• _Extrait source_:
----

Anne Vanderdonckt

Faut-il priver les quinquas de leur héritage ?

Anne Vanderdonckt
Anne Vanderdonckt Directrice de la rédaction

Le saut de génération. C’est a priori une idée généreuse et sensée de pouvoir transmettre en direct à ses petits-enfants qui doivent encore bâtir leur vie d’adulte et pour lesquels, comme on le sait, ce n’est pas facile. Oui mais. Oui mais, et les parents alors ?

Eh bien, la génération intermédiaire, à 50 ans et plus, n’a plus besoin de cet argent, entend-on répéter. Car les 50+ sont riches. Rrrrrrriches. Comme on le sait aussi. Une généralisation abusive qui a la vie dure.

----

Quelle fonction l'extrait source attribue-t-il à Anne Vanderdonckt ?

• _Données fournies_:
----

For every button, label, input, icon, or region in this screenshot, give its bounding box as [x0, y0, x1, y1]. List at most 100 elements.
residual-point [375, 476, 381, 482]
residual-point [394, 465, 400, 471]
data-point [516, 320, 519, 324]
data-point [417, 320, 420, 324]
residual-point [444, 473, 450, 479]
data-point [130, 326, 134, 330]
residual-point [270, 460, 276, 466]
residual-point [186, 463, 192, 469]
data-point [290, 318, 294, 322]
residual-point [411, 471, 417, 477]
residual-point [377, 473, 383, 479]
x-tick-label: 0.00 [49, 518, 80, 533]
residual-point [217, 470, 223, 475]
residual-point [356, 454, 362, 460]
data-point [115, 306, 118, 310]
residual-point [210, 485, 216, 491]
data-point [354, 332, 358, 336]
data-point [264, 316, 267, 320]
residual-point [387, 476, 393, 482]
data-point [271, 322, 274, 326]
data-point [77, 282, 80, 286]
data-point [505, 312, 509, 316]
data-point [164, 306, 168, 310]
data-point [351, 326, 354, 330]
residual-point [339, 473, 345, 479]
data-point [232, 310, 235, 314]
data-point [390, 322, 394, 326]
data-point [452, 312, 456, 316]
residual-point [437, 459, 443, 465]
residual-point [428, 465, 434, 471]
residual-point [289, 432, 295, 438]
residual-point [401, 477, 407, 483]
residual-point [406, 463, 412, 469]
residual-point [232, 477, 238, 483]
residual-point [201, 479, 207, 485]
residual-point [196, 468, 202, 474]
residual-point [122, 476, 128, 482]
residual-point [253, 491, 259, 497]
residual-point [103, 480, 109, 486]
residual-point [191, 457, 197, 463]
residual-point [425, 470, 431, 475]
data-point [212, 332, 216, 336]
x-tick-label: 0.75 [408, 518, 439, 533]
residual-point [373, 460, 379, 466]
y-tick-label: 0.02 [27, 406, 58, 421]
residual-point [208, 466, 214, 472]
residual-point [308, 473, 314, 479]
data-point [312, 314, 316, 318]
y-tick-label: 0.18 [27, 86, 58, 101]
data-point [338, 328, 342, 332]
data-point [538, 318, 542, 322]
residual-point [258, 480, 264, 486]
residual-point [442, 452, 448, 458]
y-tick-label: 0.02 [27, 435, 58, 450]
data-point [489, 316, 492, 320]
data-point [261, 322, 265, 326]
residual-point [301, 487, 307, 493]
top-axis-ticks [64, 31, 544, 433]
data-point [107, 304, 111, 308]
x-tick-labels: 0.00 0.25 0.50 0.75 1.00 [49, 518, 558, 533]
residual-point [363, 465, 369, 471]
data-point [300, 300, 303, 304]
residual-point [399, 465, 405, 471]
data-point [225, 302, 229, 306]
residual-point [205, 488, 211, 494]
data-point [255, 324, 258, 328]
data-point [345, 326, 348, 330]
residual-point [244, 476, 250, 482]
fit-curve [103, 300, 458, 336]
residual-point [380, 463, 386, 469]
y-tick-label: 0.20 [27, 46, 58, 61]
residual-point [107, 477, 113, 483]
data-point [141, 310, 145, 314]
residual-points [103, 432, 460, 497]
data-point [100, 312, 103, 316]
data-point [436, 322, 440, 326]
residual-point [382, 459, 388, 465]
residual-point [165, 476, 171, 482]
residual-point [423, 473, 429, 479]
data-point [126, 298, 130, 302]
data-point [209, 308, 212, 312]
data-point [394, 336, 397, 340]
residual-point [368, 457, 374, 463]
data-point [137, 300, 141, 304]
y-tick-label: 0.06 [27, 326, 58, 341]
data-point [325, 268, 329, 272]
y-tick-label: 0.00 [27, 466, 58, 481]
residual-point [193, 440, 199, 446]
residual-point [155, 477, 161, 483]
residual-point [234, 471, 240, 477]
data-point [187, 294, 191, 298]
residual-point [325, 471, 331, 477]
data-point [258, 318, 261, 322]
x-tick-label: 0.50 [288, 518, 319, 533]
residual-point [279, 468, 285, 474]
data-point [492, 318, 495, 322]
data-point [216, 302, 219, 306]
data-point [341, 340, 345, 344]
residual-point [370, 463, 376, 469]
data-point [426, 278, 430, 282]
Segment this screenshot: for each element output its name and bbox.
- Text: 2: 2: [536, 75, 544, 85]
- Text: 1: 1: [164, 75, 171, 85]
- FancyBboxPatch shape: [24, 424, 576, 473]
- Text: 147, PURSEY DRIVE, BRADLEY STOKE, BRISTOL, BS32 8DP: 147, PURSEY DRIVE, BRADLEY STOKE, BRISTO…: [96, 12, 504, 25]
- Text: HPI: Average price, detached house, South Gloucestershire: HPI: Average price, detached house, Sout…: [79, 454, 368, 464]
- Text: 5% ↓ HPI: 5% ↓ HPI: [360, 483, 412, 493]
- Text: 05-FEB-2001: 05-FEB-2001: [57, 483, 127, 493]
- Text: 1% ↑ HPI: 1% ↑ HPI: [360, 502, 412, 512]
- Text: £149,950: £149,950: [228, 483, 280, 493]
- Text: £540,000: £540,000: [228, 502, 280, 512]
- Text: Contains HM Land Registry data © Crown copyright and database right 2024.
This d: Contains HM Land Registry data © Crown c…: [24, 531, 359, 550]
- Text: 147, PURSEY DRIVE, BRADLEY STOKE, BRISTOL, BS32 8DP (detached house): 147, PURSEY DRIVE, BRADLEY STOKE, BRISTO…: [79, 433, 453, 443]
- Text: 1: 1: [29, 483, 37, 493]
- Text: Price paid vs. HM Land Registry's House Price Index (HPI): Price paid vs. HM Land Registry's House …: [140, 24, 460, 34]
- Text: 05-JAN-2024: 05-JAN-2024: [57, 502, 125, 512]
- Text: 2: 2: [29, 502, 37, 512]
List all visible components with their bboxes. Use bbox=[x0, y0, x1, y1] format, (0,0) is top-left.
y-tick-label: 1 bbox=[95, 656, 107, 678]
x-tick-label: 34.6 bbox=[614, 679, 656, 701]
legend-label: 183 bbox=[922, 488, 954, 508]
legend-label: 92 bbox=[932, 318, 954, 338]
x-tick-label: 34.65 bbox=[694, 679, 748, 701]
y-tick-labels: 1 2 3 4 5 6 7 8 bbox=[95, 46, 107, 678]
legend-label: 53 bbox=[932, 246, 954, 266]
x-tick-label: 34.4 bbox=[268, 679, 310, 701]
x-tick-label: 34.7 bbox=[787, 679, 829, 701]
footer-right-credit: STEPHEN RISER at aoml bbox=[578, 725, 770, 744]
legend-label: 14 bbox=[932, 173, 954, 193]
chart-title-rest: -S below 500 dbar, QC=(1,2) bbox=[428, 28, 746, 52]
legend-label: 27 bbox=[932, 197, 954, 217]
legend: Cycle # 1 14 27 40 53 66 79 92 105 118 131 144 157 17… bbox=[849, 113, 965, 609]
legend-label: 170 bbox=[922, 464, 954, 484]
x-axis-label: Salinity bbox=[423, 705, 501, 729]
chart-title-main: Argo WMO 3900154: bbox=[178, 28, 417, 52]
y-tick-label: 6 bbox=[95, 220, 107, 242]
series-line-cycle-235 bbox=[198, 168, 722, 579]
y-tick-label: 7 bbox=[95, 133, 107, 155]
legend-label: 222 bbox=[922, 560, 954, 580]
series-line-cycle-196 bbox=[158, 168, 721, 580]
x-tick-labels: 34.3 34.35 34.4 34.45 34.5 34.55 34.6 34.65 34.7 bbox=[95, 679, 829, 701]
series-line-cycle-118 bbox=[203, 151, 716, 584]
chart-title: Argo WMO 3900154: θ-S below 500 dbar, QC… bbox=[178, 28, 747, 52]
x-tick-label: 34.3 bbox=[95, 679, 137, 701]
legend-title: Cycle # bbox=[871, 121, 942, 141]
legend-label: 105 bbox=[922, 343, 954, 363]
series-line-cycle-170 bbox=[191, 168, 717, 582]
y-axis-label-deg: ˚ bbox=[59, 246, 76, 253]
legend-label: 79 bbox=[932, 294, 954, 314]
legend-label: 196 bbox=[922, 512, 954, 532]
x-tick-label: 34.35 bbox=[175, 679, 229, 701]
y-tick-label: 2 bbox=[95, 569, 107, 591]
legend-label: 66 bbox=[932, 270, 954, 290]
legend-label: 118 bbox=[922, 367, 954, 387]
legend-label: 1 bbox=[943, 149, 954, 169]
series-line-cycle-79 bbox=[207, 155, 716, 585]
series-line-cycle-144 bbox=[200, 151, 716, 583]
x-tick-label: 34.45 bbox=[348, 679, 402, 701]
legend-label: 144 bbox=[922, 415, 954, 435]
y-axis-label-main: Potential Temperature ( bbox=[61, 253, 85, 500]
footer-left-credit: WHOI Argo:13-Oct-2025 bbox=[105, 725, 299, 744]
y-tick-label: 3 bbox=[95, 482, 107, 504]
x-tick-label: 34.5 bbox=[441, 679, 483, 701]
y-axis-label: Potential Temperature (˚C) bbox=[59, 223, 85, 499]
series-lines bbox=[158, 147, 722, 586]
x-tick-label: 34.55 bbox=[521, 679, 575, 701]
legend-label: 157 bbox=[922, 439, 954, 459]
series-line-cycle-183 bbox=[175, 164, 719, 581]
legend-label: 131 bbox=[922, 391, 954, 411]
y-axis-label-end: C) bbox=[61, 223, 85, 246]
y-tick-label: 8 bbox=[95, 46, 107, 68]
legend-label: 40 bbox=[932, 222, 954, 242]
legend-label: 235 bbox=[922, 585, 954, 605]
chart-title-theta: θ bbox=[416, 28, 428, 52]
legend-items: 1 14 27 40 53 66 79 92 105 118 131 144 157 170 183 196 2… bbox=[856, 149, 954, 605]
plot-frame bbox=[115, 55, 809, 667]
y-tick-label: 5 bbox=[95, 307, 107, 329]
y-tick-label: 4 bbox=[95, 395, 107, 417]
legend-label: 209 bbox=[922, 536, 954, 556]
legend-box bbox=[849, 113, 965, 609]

----

• _Corrigé_: Directrice de la rédaction.